**Quoted passage:**
------------------------------------------------------------

Alzheimer’s Disease in Contemporary Literature and Culture

Award Number
AH/E00041X/1
Programme
Research Grant
Status / Stage
Completed
Dates
1 January 2007 -
30 March 2007
Duration (calculated)
00 years 02 months
Funder(s)
AHRC
Funding Amount
£18,331.00
Funder/Grant study page
AHRC
Contracted Centre
Manchester Metropolitan University
Principal Investigator
Lucy Burke
PI Contact
l.burke@mmu.ac.uk
PI ORCID
http://orcid.org/0000-0002-9870-5118
WHO Catergories
Models across the continuum of care
Disease Type
Alzheimer's Disease (AD)

CPEC Review Info
Reference ID798
ResearcherReside Team
Published24/07/2023

Data

Award NumberAH/E00041X/1
Status / StageCompleted
Start Date20070101
End Date20070330
Duration (calculated) 00 years 02 months
Funder/Grant study pageAHRC
Contracted CentreManchester Metropolitan University
Funding Amount£18,331.00

Abstract

This research explores the ways in which Alzheimer’s Disease and other related forms of dementia (for instance, vascular dementia and Huntington’s Disease) are represented in a range of recent novels, poems, plays, and forms of life writing or ‘pathography’ (illness narratives by those with the disease or by members of their family/carers). My chosen texts include: Michael Ignatieff’s Scar Tissue (1993), John Bayley’s Iris (1998) and Iris and the Friends (1999), Linda Grant’s, Remind Me Who I am Again (1998), Ian McEwan’s novels Atonement (2001) and Saturday (2005); Chuck Palahniuk’s Choke (2001), Tony Harrison’s Black Daisies for the Bride (1993).

------------------------------------------------------------

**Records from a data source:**
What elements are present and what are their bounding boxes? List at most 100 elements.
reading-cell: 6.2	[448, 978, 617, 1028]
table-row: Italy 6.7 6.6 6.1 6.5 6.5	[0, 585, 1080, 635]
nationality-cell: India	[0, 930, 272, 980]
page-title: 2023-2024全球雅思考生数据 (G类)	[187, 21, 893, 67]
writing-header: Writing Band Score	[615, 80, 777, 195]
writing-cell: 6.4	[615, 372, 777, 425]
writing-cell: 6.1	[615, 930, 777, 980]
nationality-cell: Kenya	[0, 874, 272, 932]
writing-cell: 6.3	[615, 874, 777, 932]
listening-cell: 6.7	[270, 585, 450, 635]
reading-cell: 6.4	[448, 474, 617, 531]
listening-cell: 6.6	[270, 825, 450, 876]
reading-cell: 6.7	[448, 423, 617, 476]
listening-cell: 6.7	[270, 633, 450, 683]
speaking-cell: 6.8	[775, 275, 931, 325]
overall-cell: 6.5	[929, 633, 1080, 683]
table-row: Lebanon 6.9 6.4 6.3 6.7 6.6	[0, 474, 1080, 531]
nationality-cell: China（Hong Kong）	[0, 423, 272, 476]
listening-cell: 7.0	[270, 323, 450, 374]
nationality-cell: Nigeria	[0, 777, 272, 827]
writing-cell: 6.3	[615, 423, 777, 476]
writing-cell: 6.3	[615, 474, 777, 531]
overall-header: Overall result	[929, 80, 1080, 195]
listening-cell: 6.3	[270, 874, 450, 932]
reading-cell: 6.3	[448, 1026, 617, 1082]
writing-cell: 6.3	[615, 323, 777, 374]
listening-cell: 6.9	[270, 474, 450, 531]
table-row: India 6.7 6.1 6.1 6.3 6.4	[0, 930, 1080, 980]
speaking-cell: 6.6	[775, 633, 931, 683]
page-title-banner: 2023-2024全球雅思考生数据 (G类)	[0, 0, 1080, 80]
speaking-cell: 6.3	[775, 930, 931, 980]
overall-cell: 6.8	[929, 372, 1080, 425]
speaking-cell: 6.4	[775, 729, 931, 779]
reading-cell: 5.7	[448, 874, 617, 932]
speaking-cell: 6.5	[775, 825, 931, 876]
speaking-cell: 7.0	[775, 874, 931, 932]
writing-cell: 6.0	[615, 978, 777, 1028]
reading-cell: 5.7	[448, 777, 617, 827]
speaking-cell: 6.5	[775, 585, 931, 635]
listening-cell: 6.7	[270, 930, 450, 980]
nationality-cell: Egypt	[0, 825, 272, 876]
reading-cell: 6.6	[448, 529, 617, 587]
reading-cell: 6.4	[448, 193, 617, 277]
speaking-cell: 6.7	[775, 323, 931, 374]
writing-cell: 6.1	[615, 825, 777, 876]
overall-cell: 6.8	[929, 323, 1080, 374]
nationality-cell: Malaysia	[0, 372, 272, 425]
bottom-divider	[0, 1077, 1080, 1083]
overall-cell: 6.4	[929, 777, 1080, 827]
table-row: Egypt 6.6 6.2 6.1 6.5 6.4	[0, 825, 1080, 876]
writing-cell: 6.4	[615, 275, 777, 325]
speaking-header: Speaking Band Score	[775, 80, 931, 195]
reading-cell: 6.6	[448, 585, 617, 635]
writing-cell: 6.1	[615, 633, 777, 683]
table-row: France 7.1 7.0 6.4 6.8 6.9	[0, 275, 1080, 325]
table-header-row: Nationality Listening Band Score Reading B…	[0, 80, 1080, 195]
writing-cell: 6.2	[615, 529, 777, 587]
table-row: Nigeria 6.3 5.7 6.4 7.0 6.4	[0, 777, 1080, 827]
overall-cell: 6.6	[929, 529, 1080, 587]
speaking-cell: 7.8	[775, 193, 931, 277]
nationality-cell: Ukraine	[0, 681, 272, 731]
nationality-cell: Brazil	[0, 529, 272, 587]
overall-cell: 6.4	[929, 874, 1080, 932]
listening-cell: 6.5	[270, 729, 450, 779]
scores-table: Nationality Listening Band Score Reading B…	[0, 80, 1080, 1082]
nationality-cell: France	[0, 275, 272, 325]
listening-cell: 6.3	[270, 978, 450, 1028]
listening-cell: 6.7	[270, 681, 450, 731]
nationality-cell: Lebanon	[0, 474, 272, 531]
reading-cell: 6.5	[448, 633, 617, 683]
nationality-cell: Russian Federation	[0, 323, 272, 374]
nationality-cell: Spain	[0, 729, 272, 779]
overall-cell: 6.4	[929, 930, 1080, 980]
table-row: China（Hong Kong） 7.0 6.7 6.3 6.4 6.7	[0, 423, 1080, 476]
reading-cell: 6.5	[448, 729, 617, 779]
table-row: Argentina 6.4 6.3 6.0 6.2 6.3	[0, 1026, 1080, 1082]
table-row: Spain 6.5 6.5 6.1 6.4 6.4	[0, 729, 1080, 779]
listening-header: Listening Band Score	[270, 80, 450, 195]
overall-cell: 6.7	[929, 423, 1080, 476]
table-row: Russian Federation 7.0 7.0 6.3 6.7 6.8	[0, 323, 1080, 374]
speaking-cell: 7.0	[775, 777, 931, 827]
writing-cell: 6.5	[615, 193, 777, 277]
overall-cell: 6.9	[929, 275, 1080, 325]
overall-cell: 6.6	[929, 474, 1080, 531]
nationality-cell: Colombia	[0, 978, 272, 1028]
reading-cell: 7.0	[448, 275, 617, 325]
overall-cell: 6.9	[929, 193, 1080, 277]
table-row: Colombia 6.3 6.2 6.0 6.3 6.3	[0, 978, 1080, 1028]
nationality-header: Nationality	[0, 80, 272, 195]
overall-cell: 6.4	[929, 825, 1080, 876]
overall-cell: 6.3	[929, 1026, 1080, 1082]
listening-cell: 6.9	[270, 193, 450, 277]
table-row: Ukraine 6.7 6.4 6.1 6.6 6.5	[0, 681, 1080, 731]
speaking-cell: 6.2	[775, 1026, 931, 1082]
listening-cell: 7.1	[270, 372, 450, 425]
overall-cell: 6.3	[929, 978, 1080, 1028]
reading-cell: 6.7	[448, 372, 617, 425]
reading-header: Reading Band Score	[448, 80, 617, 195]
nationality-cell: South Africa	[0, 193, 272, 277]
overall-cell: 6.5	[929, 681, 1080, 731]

------------------------------------------------------------

**Work item A:**
In the grant record, which institution is listed as the contracted centre?
**Work item B:**
Repeat the portion of the grant record starting with "Award NumberAH/E00041X/1" and going on through "the Bride (1993).".

**Written reply A:**
Manchester Metropolitan University

**Written reply B:**
Award NumberAH/E00041X/1
Status / StageCompleted
Start Date20070101
End Date20070330
Duration (calculated) 00 years 02 months
Funder/Grant study pageAHRC
Contracted CentreManchester Metropolitan University
Funding Amount£18,331.00

Abstract

This research explores the ways in which Alzheimer’s Disease and other related forms of dementia (for instance, vascular dementia and Huntington’s Disease) are represented in a range of recent novels, poems, plays, and forms of life writing or ‘pathography’ (illness narratives by those with the disease or by members of their family/carers). My chosen texts include: Michael Ignatieff’s Scar Tissue (1993), John Bayley’s Iris (1998) and Iris and the Friends (1999), Linda Grant’s, Remind Me Who I am Again (1998), Ian McEwan’s novels Atonement (2001) and Saturday (2005); Chuck Palahniuk’s Choke (2001), Tony Harrison’s Black Daisies for the Bride (1993).